━━ Material for this exercise

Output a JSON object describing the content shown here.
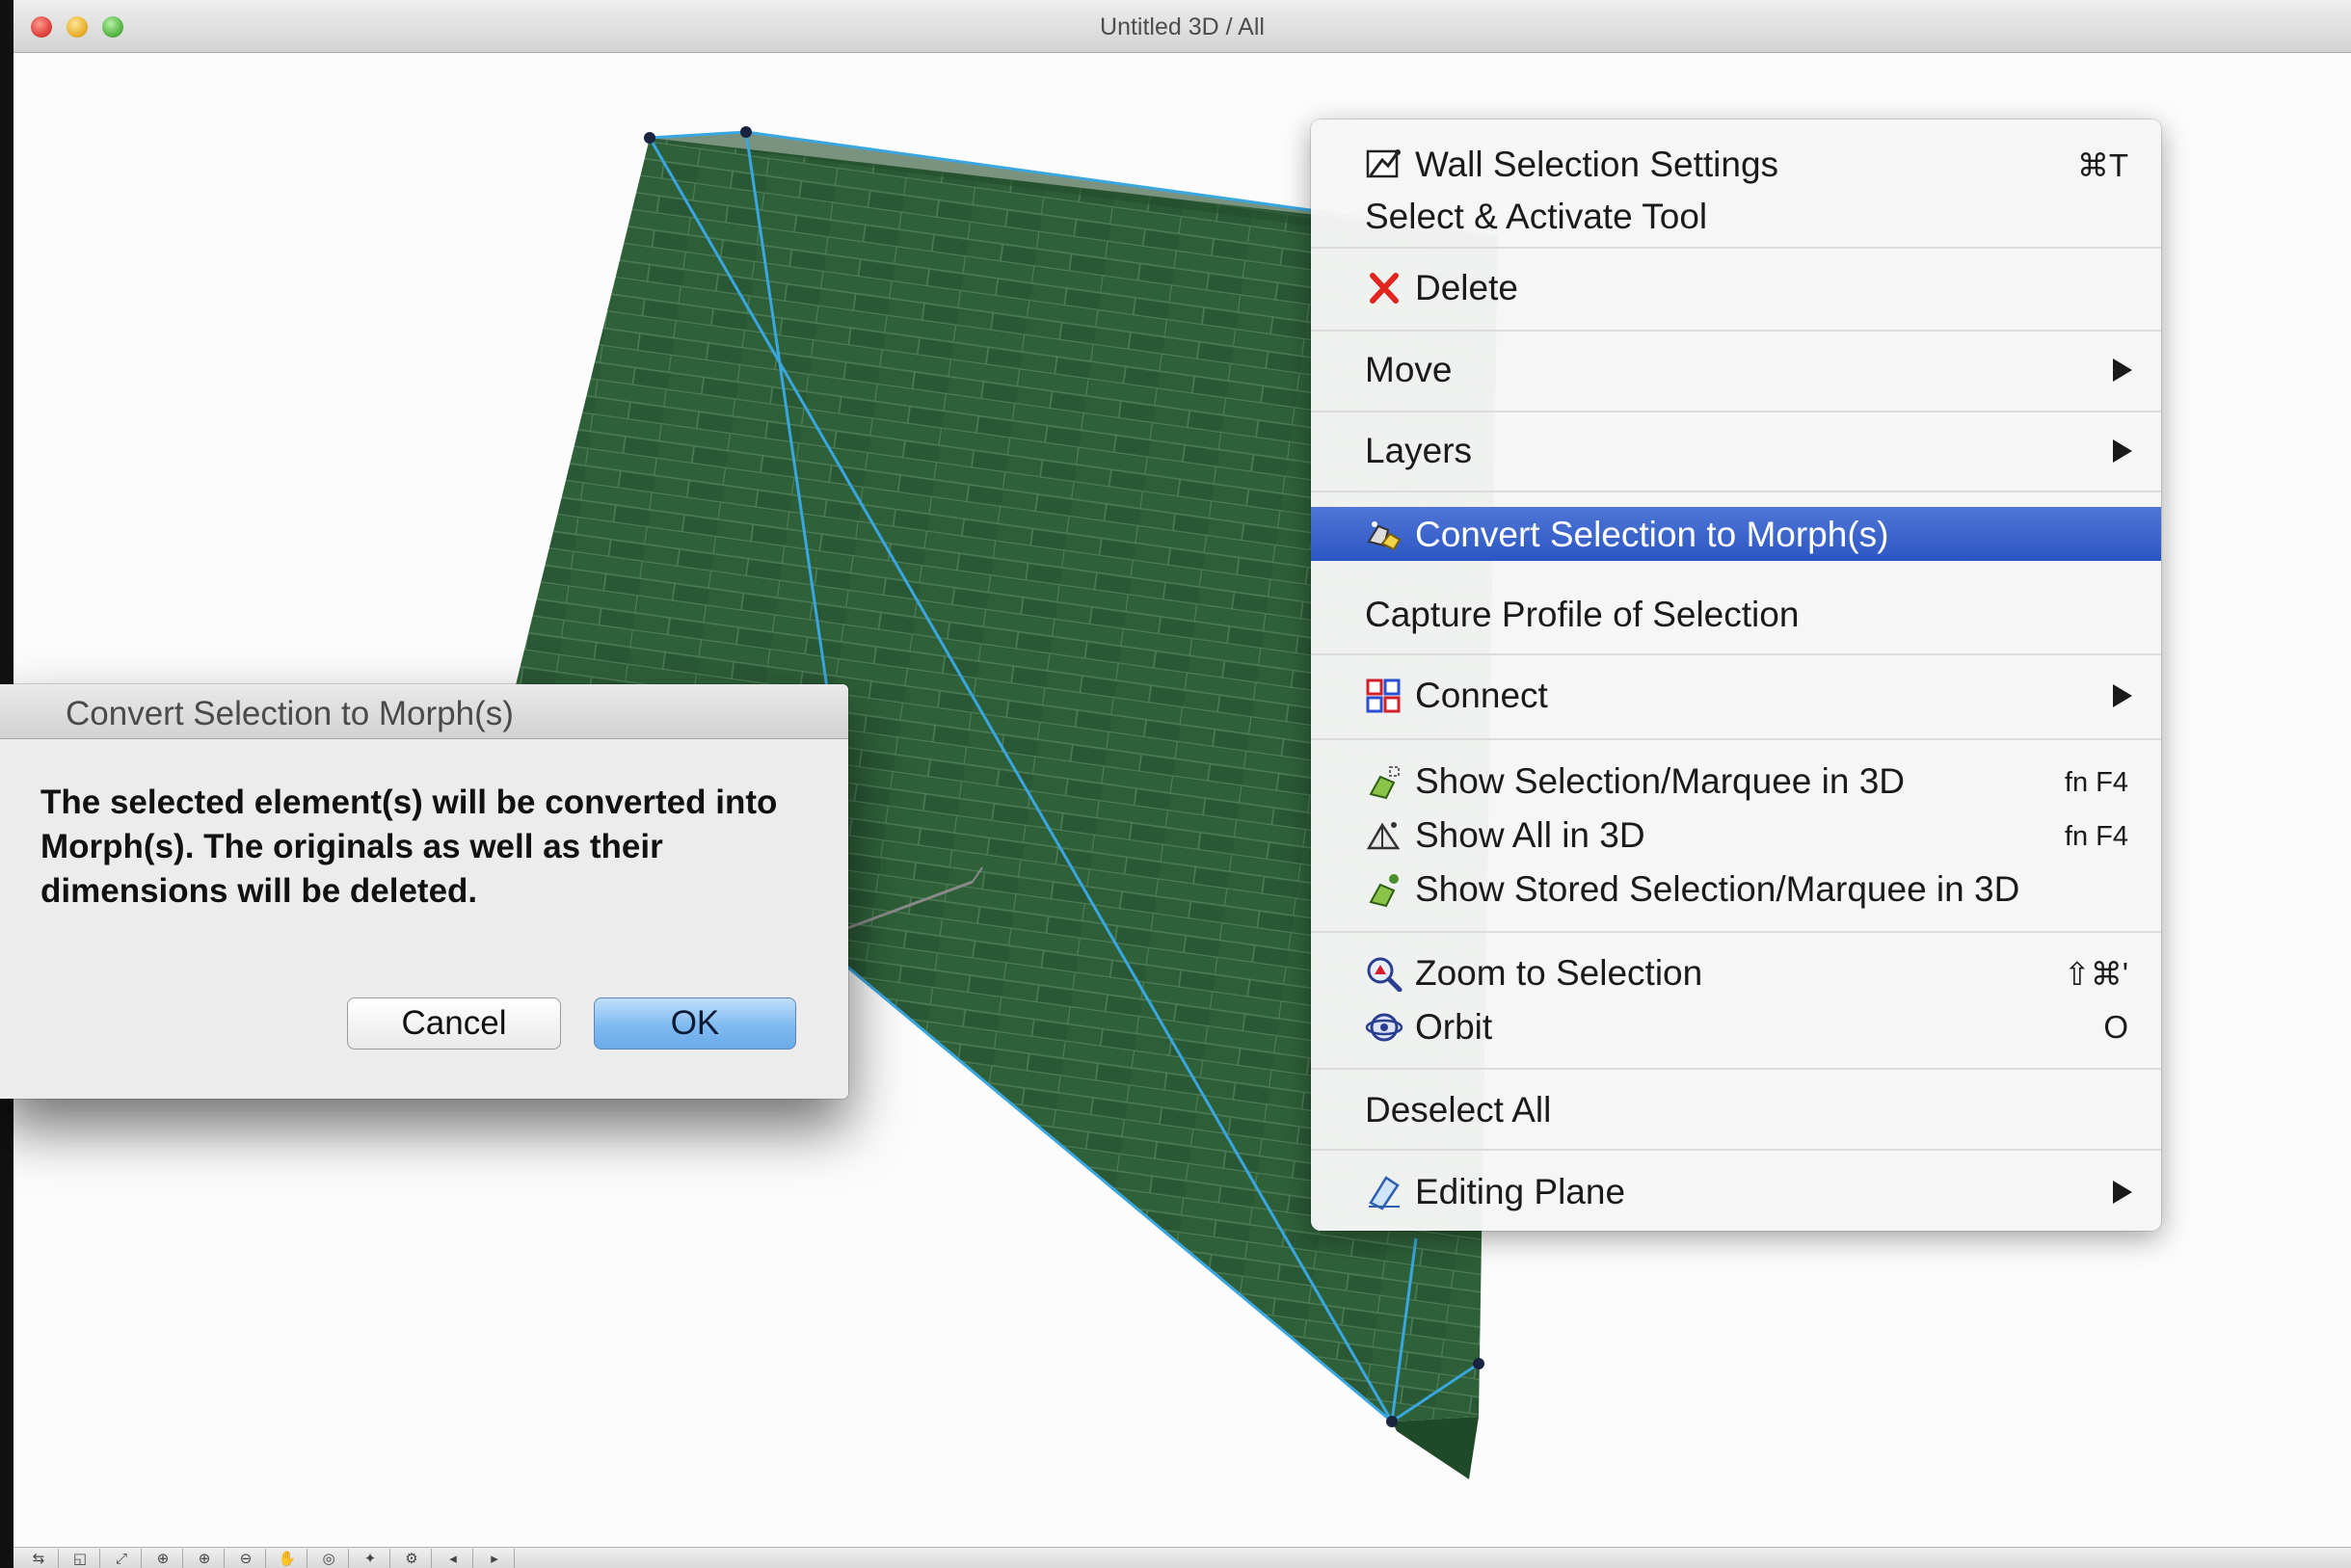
{
  "window": {
    "title": "Untitled 3D / All"
  },
  "context_menu": {
    "items": [
      {
        "label": "Wall Selection Settings",
        "shortcut": "⌘T",
        "icon": "wall-settings-icon"
      },
      {
        "label": "Select & Activate Tool"
      },
      {
        "label": "Delete",
        "icon": "delete-x-icon"
      },
      {
        "label": "Move",
        "submenu": true
      },
      {
        "label": "Layers",
        "submenu": true
      },
      {
        "label": "Convert Selection to Morph(s)",
        "icon": "morph-icon",
        "highlighted": true
      },
      {
        "label": "Capture Profile of Selection"
      },
      {
        "label": "Connect",
        "icon": "connect-icon",
        "submenu": true
      },
      {
        "label": "Show Selection/Marquee in 3D",
        "shortcut": "fn F4",
        "icon": "show-selection-3d-icon"
      },
      {
        "label": "Show All in 3D",
        "shortcut": "fn F4",
        "icon": "show-all-3d-icon"
      },
      {
        "label": "Show Stored Selection/Marquee in 3D",
        "icon": "show-stored-3d-icon"
      },
      {
        "label": "Zoom to Selection",
        "shortcut": "⇧⌘'",
        "icon": "zoom-selection-icon"
      },
      {
        "label": "Orbit",
        "shortcut": "O",
        "icon": "orbit-icon"
      },
      {
        "label": "Deselect All"
      },
      {
        "label": "Editing Plane",
        "icon": "editing-plane-icon",
        "submenu": true
      }
    ]
  },
  "dialog": {
    "title": "Convert Selection to Morph(s)",
    "message": "The selected element(s) will be converted into Morph(s). The originals as well as their dimensions will be deleted.",
    "cancel_label": "Cancel",
    "ok_label": "OK"
  },
  "colors": {
    "menu_highlight": "#3a64cc",
    "wall": "#2a5a35",
    "selection_edge": "#3aa6e0",
    "ok_button": "#7fbaf1"
  }
}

━━━━

Aim:
The word "title" appears in how many lines of the records? Give the number only.

The response:
2